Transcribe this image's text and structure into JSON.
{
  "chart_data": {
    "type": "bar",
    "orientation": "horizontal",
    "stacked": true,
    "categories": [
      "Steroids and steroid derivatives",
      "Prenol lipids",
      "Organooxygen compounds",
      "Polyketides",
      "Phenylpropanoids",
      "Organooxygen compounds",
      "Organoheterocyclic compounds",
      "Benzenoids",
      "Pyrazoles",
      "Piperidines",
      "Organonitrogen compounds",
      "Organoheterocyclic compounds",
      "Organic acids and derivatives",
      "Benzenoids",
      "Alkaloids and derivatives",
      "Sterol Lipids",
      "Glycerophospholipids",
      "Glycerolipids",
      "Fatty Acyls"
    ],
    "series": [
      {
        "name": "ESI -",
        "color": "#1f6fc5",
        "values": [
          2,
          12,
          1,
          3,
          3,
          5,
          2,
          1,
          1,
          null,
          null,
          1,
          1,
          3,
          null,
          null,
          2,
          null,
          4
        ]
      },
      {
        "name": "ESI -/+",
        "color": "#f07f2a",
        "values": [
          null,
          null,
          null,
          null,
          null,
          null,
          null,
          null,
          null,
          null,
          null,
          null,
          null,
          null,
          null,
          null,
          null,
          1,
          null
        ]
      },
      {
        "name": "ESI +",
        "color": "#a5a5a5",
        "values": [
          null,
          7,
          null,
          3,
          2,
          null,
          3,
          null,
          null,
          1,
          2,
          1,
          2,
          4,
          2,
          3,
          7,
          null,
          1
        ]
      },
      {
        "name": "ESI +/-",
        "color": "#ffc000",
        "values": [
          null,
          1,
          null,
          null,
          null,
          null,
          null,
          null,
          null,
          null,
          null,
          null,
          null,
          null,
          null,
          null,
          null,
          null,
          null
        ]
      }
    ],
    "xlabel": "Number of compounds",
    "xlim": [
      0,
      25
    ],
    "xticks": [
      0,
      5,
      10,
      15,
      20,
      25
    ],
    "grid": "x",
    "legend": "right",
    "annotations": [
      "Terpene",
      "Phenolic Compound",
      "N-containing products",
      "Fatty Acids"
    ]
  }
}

**The exercise:**
Please quote the data above in full, with no line missing.

**Exercise output:**
Transcribe this image's text and structure into JSON.
{
  "chart_data": {
    "type": "bar",
    "orientation": "horizontal",
    "stacked": true,
    "categories": [
      "Steroids and steroid derivatives",
      "Prenol lipids",
      "Organooxygen compounds",
      "Polyketides",
      "Phenylpropanoids",
      "Organooxygen compounds",
      "Organoheterocyclic compounds",
      "Benzenoids",
      "Pyrazoles",
      "Piperidines",
      "Organonitrogen compounds",
      "Organoheterocyclic compounds",
      "Organic acids and derivatives",
      "Benzenoids",
      "Alkaloids and derivatives",
      "Sterol Lipids",
      "Glycerophospholipids",
      "Glycerolipids",
      "Fatty Acyls"
    ],
    "series": [
      {
        "name": "ESI -",
        "color": "#1f6fc5",
        "values": [
          2,
          12,
          1,
          3,
          3,
          5,
          2,
          1,
          1,
          null,
          null,
          1,
          1,
          3,
          null,
          null,
          2,
          null,
          4
        ]
      },
      {
        "name": "ESI -/+",
        "color": "#f07f2a",
        "values": [
          null,
          null,
          null,
          null,
          null,
          null,
          null,
          null,
          null,
          null,
          null,
          null,
          null,
          null,
          null,
          null,
          null,
          1,
          null
        ]
      },
      {
        "name": "ESI +",
        "color": "#a5a5a5",
        "values": [
          null,
          7,
          null,
          3,
          2,
          null,
          3,
          null,
          null,
          1,
          2,
          1,
          2,
          4,
          2,
          3,
          7,
          null,
          1
        ]
      },
      {
        "name": "ESI +/-",
        "color": "#ffc000",
        "values": [
          null,
          1,
          null,
          null,
          null,
          null,
          null,
          null,
          null,
          null,
          null,
          null,
          null,
          null,
          null,
          null,
          null,
          null,
          null
        ]
      }
    ],
    "xlabel": "Number of compounds",
    "xlim": [
      0,
      25
    ],
    "xticks": [
      0,
      5,
      10,
      15,
      20,
      25
    ],
    "grid": "x",
    "legend": "right",
    "annotations": [
      "Terpene",
      "Phenolic Compound",
      "N-containing products",
      "Fatty Acids"
    ]
  }
}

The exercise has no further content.